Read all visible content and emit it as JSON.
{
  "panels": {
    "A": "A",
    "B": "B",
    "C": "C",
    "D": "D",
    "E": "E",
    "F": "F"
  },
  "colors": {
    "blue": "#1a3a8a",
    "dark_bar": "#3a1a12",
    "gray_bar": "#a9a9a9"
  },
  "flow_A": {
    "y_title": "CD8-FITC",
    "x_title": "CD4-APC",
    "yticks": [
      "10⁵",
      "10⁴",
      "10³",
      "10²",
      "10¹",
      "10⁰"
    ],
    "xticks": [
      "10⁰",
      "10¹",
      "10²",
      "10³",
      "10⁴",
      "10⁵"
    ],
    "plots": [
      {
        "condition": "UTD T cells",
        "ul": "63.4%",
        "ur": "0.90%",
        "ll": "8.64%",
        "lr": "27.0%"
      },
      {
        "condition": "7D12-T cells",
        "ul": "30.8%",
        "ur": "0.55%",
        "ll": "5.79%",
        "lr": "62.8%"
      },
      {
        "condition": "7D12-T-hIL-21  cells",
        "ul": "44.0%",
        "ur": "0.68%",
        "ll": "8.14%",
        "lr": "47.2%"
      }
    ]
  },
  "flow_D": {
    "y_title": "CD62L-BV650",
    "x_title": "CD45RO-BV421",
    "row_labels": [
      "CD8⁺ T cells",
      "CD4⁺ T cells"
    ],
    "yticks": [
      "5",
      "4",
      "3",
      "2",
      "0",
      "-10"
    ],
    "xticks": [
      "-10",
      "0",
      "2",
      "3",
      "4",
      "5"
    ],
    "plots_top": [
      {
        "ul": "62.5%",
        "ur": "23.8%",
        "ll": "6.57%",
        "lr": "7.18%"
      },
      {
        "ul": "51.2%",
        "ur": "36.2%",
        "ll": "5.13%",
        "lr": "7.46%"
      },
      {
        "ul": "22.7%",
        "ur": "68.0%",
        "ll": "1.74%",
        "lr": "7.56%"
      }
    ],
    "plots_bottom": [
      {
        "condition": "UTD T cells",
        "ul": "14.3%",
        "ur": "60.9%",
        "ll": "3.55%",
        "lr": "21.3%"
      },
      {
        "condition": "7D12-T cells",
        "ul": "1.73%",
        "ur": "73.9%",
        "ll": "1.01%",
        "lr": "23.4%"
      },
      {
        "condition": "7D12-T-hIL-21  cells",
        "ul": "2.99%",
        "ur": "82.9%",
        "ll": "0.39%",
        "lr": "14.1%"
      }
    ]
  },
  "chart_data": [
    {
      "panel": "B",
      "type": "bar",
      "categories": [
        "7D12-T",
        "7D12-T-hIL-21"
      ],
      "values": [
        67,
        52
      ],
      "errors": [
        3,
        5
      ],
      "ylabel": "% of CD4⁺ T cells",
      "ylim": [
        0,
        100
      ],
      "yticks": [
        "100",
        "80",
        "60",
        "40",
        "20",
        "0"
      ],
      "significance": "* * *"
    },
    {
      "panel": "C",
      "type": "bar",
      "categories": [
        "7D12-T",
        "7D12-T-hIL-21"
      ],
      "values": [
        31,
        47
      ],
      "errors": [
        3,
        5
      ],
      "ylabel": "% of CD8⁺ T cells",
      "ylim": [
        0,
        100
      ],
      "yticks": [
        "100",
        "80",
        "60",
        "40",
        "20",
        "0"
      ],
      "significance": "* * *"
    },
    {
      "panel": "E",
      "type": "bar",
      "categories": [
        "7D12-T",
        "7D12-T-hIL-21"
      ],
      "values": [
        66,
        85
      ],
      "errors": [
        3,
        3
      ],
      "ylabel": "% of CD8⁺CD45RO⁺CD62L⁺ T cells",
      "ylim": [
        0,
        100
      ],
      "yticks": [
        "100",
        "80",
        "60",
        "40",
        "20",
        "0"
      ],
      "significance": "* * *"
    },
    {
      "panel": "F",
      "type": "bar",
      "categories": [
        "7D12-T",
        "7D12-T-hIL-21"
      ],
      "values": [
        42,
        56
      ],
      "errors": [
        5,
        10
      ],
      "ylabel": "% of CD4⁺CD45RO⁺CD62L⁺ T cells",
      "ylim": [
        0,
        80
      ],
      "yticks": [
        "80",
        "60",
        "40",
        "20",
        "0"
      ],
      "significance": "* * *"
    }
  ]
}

══════════════════════════════

TASK: The entries above should be repeated exactly, every one of them.

EXPECTED OUTPUT:
Read all visible content and emit it as JSON.
{
  "panels": {
    "A": "A",
    "B": "B",
    "C": "C",
    "D": "D",
    "E": "E",
    "F": "F"
  },
  "colors": {
    "blue": "#1a3a8a",
    "dark_bar": "#3a1a12",
    "gray_bar": "#a9a9a9"
  },
  "flow_A": {
    "y_title": "CD8-FITC",
    "x_title": "CD4-APC",
    "yticks": [
      "10⁵",
      "10⁴",
      "10³",
      "10²",
      "10¹",
      "10⁰"
    ],
    "xticks": [
      "10⁰",
      "10¹",
      "10²",
      "10³",
      "10⁴",
      "10⁵"
    ],
    "plots": [
      {
        "condition": "UTD T cells",
        "ul": "63.4%",
        "ur": "0.90%",
        "ll": "8.64%",
        "lr": "27.0%"
      },
      {
        "condition": "7D12-T cells",
        "ul": "30.8%",
        "ur": "0.55%",
        "ll": "5.79%",
        "lr": "62.8%"
      },
      {
        "condition": "7D12-T-hIL-21  cells",
        "ul": "44.0%",
        "ur": "0.68%",
        "ll": "8.14%",
        "lr": "47.2%"
      }
    ]
  },
  "flow_D": {
    "y_title": "CD62L-BV650",
    "x_title": "CD45RO-BV421",
    "row_labels": [
      "CD8⁺ T cells",
      "CD4⁺ T cells"
    ],
    "yticks": [
      "5",
      "4",
      "3",
      "2",
      "0",
      "-10"
    ],
    "xticks": [
      "-10",
      "0",
      "2",
      "3",
      "4",
      "5"
    ],
    "plots_top": [
      {
        "ul": "62.5%",
        "ur": "23.8%",
        "ll": "6.57%",
        "lr": "7.18%"
      },
      {
        "ul": "51.2%",
        "ur": "36.2%",
        "ll": "5.13%",
        "lr": "7.46%"
      },
      {
        "ul": "22.7%",
        "ur": "68.0%",
        "ll": "1.74%",
        "lr": "7.56%"
      }
    ],
    "plots_bottom": [
      {
        "condition": "UTD T cells",
        "ul": "14.3%",
        "ur": "60.9%",
        "ll": "3.55%",
        "lr": "21.3%"
      },
      {
        "condition": "7D12-T cells",
        "ul": "1.73%",
        "ur": "73.9%",
        "ll": "1.01%",
        "lr": "23.4%"
      },
      {
        "condition": "7D12-T-hIL-21  cells",
        "ul": "2.99%",
        "ur": "82.9%",
        "ll": "0.39%",
        "lr": "14.1%"
      }
    ]
  },
  "chart_data": [
    {
      "panel": "B",
      "type": "bar",
      "categories": [
        "7D12-T",
        "7D12-T-hIL-21"
      ],
      "values": [
        67,
        52
      ],
      "errors": [
        3,
        5
      ],
      "ylabel": "% of CD4⁺ T cells",
      "ylim": [
        0,
        100
      ],
      "yticks": [
        "100",
        "80",
        "60",
        "40",
        "20",
        "0"
      ],
      "significance": "* * *"
    },
    {
      "panel": "C",
      "type": "bar",
      "categories": [
        "7D12-T",
        "7D12-T-hIL-21"
      ],
      "values": [
        31,
        47
      ],
      "errors": [
        3,
        5
      ],
      "ylabel": "% of CD8⁺ T cells",
      "ylim": [
        0,
        100
      ],
      "yticks": [
        "100",
        "80",
        "60",
        "40",
        "20",
        "0"
      ],
      "significance": "* * *"
    },
    {
      "panel": "E",
      "type": "bar",
      "categories": [
        "7D12-T",
        "7D12-T-hIL-21"
      ],
      "values": [
        66,
        85
      ],
      "errors": [
        3,
        3
      ],
      "ylabel": "% of CD8⁺CD45RO⁺CD62L⁺ T cells",
      "ylim": [
        0,
        100
      ],
      "yticks": [
        "100",
        "80",
        "60",
        "40",
        "20",
        "0"
      ],
      "significance": "* * *"
    },
    {
      "panel": "F",
      "type": "bar",
      "categories": [
        "7D12-T",
        "7D12-T-hIL-21"
      ],
      "values": [
        42,
        56
      ],
      "errors": [
        5,
        10
      ],
      "ylabel": "% of CD4⁺CD45RO⁺CD62L⁺ T cells",
      "ylim": [
        0,
        80
      ],
      "yticks": [
        "80",
        "60",
        "40",
        "20",
        "0"
      ],
      "significance": "* * *"
    }
  ]
}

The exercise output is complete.